• Exercise material
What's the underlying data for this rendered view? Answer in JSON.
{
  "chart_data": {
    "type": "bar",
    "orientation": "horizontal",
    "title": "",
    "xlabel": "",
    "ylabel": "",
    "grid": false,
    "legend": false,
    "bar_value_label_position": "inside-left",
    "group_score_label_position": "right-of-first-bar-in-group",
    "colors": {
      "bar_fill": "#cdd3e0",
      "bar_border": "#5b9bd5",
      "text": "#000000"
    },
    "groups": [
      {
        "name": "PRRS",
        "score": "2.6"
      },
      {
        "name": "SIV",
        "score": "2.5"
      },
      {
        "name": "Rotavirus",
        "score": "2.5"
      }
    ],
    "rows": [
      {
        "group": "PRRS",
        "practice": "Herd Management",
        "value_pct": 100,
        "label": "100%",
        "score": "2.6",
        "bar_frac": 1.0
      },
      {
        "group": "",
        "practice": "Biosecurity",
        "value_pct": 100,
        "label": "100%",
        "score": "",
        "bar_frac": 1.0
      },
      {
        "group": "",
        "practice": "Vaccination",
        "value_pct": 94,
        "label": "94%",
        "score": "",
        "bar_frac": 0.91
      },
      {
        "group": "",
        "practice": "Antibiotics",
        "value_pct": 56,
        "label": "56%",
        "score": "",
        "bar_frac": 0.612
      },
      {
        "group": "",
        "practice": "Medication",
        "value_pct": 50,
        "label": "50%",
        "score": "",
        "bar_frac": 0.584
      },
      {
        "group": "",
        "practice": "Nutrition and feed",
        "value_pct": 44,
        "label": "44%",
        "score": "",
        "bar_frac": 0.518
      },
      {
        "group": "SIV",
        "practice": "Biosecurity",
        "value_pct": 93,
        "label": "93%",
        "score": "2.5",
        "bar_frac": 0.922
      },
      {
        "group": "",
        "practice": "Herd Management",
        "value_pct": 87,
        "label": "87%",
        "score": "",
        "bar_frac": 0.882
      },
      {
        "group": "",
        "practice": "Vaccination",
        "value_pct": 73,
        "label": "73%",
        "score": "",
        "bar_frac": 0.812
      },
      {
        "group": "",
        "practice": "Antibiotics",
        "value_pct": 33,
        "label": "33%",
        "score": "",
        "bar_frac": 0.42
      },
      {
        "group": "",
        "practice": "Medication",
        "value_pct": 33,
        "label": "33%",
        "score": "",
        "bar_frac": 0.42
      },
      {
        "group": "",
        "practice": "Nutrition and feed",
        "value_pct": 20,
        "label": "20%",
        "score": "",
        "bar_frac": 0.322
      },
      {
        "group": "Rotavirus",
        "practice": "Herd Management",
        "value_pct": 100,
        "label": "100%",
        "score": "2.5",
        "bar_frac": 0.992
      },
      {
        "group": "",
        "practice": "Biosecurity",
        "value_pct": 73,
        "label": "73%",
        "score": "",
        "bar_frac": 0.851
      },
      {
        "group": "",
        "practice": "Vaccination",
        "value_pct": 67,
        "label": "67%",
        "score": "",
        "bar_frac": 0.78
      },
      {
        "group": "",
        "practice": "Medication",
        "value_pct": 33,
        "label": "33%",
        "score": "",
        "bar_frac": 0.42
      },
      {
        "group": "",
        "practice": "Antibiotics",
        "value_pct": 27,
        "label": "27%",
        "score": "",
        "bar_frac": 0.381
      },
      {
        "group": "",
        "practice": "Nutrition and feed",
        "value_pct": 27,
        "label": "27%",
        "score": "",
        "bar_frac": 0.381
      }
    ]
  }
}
--
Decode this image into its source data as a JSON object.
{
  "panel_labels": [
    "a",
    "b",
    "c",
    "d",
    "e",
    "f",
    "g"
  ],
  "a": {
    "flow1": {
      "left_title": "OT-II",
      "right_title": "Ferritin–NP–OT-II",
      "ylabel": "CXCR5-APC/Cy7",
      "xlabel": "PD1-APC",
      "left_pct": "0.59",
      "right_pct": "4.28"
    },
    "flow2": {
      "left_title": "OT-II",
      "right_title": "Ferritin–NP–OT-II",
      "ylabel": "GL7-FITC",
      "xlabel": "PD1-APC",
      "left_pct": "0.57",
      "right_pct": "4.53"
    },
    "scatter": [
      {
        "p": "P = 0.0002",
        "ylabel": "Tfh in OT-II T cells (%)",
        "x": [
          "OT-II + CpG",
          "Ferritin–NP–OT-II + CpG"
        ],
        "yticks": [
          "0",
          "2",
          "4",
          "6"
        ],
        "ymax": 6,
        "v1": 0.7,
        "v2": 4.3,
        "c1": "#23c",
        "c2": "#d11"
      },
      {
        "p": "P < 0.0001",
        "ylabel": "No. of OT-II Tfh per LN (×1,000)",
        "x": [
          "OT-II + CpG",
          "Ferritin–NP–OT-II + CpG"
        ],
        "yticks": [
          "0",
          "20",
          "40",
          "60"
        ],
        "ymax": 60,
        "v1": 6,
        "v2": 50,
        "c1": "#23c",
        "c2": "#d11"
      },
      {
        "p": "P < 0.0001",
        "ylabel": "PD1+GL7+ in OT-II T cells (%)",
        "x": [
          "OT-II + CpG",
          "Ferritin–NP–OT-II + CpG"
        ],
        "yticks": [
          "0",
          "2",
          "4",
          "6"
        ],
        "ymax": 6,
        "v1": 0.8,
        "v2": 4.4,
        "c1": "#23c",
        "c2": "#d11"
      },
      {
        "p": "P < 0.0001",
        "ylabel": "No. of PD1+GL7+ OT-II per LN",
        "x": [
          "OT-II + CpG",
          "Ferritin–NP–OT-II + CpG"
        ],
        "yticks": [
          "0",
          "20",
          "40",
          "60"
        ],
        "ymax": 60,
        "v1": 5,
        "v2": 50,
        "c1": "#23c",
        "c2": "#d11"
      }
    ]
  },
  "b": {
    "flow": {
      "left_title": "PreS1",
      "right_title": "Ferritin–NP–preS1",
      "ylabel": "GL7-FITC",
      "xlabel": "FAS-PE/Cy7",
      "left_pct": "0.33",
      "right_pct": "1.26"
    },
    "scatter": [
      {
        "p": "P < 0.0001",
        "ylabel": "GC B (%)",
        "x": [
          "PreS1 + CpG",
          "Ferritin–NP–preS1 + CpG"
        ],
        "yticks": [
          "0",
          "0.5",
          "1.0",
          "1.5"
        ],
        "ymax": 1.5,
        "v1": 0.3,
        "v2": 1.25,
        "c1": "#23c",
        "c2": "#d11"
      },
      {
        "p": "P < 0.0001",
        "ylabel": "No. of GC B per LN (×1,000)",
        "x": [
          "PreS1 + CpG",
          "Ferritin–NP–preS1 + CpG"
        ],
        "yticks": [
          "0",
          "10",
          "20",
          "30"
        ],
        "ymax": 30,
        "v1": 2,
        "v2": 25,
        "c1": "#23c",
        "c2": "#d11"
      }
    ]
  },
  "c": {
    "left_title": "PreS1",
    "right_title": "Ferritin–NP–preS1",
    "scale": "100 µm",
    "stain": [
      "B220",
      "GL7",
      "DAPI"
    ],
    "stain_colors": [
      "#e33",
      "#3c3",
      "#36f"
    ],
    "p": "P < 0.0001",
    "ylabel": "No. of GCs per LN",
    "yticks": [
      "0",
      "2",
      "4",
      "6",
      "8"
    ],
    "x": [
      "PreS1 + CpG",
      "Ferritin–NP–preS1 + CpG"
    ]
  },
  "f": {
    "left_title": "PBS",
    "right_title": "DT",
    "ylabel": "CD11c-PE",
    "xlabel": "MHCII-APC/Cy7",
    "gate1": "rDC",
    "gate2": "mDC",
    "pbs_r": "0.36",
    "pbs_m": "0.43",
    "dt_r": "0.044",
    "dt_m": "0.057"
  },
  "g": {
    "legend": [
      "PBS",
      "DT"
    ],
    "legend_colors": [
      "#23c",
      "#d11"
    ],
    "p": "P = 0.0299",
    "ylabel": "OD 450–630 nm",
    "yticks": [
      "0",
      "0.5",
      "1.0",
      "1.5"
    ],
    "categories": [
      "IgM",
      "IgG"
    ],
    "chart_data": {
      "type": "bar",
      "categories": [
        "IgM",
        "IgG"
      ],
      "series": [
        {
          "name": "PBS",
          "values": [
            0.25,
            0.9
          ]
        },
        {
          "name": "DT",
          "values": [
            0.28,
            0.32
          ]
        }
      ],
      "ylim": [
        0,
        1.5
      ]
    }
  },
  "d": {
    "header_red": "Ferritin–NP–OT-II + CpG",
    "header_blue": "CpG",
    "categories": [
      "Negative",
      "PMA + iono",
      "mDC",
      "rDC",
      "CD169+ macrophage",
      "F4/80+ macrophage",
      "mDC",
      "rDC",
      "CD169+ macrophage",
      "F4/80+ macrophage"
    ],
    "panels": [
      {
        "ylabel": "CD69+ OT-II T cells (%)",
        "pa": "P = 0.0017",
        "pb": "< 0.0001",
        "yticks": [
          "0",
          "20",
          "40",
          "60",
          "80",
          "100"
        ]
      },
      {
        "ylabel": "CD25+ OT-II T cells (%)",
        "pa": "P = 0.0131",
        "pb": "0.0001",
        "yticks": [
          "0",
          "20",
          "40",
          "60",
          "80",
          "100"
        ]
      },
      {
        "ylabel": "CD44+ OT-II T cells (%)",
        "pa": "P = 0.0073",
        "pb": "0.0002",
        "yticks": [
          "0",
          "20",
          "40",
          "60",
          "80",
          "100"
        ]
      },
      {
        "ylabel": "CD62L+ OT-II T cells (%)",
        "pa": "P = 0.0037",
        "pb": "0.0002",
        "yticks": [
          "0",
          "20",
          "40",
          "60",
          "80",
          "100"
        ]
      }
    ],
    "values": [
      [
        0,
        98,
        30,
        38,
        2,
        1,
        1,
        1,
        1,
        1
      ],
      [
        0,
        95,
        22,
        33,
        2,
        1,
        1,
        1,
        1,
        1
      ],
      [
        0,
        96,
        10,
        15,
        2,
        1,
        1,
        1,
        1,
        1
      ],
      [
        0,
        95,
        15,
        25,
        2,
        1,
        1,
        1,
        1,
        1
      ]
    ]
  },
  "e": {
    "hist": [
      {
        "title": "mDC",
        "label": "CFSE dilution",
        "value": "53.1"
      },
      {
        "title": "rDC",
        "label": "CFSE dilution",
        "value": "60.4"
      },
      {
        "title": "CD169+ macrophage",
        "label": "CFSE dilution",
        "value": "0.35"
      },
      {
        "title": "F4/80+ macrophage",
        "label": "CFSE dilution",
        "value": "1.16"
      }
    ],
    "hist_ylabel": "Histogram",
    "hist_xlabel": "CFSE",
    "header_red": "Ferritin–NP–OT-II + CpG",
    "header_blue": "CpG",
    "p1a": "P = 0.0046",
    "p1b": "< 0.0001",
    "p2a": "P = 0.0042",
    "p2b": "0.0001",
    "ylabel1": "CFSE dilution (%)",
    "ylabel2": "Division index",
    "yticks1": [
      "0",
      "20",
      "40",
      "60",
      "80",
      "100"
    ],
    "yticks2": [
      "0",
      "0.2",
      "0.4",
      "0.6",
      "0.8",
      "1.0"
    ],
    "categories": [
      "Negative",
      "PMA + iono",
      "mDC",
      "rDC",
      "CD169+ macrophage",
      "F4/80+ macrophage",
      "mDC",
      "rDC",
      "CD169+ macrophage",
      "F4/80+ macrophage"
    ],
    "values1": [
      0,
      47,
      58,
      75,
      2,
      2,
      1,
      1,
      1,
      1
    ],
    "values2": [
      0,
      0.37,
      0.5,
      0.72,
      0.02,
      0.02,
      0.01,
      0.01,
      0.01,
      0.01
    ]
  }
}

• Work order
Show me every line of the entries above that holds "this".

• Solution below
What's the underlying data for this rendered view? Answer in JSON.
Decode this image into its source data as a JSON object.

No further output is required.